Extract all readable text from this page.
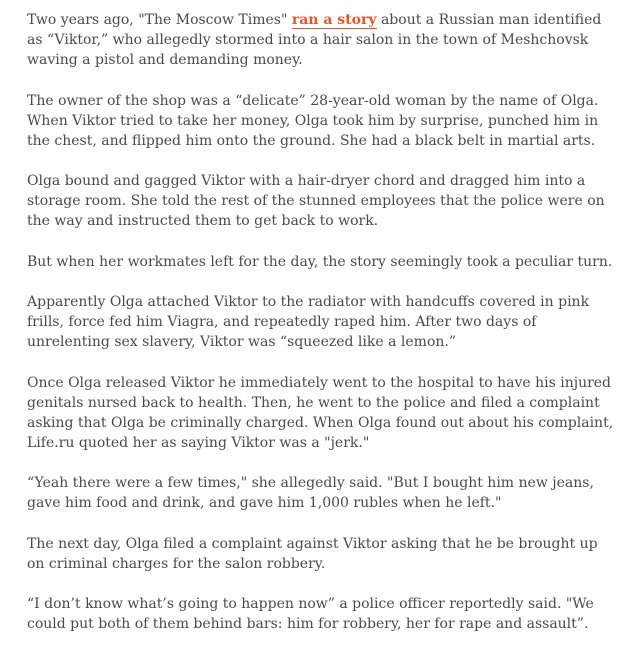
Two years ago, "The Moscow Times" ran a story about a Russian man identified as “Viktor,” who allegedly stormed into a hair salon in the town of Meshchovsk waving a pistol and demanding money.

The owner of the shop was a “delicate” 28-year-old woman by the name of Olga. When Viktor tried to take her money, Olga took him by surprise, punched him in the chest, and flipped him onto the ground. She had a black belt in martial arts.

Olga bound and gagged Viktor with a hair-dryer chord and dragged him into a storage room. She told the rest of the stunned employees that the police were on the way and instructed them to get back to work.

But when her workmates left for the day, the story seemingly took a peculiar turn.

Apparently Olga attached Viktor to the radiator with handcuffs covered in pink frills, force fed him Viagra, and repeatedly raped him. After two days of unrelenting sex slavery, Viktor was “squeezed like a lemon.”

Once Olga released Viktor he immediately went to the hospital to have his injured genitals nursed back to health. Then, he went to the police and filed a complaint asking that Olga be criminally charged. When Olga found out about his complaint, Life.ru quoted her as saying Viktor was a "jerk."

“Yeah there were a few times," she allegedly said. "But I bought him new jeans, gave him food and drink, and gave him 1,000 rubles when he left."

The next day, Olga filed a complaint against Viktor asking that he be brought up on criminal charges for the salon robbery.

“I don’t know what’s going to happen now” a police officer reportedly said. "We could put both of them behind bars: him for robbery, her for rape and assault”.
* * *
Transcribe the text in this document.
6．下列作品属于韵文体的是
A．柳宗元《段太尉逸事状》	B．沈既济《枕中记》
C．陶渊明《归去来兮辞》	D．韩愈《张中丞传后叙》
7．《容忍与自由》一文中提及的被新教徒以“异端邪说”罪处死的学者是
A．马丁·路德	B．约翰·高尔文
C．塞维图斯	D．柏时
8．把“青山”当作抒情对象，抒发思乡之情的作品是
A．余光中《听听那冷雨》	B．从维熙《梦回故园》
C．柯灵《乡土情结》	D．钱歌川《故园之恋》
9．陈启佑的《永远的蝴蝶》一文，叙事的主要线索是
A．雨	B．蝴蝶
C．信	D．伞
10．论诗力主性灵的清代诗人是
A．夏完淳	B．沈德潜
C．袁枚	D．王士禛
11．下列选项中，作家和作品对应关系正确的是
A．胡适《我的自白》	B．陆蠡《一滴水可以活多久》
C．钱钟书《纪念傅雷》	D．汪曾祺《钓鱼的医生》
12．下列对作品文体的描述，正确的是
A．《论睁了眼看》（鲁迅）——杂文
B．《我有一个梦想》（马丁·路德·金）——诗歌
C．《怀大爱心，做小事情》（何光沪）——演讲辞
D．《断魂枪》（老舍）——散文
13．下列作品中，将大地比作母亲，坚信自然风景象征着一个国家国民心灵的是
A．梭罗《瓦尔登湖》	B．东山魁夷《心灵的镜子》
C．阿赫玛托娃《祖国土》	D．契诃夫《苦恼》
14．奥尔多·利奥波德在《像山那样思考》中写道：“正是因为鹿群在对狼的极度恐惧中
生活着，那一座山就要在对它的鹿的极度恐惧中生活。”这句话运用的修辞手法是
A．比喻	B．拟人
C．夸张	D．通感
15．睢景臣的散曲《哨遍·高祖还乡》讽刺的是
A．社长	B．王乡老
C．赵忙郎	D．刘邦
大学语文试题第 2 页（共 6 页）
--
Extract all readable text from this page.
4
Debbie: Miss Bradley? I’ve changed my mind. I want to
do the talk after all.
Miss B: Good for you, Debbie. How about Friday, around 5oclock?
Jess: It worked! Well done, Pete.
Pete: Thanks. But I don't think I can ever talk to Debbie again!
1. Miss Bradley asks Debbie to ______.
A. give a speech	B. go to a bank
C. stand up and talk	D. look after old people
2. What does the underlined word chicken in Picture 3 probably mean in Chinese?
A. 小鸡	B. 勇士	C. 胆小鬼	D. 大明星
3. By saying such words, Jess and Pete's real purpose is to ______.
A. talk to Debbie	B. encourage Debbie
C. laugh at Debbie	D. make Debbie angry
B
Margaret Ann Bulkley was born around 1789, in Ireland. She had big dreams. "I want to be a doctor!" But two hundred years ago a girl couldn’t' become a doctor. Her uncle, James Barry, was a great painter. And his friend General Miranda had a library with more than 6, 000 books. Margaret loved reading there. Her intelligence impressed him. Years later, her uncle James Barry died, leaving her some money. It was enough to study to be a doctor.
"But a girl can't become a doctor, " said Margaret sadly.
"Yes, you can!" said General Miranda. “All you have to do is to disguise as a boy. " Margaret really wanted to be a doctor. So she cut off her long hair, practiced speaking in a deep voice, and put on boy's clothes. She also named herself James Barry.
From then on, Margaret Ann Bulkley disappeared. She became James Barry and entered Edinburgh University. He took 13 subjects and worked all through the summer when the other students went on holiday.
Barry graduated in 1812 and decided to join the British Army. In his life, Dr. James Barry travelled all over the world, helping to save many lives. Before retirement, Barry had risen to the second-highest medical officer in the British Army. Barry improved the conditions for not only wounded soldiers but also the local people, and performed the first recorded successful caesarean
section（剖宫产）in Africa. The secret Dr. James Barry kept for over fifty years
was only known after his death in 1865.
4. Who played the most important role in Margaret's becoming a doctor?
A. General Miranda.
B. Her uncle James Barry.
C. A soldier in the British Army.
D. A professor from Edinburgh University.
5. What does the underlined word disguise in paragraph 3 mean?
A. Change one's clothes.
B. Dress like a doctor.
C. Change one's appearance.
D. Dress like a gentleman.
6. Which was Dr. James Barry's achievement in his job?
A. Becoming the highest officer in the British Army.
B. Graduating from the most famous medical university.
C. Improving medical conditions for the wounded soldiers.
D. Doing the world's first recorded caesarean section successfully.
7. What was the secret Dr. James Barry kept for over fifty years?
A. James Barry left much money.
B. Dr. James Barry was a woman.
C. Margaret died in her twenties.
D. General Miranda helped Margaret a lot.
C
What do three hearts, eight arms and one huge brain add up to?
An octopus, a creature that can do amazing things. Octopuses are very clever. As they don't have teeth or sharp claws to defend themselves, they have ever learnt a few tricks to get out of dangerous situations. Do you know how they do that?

Given exercise ->
Find every line with "into" in the listing and state how many there are, nothing else.

The reply ->
2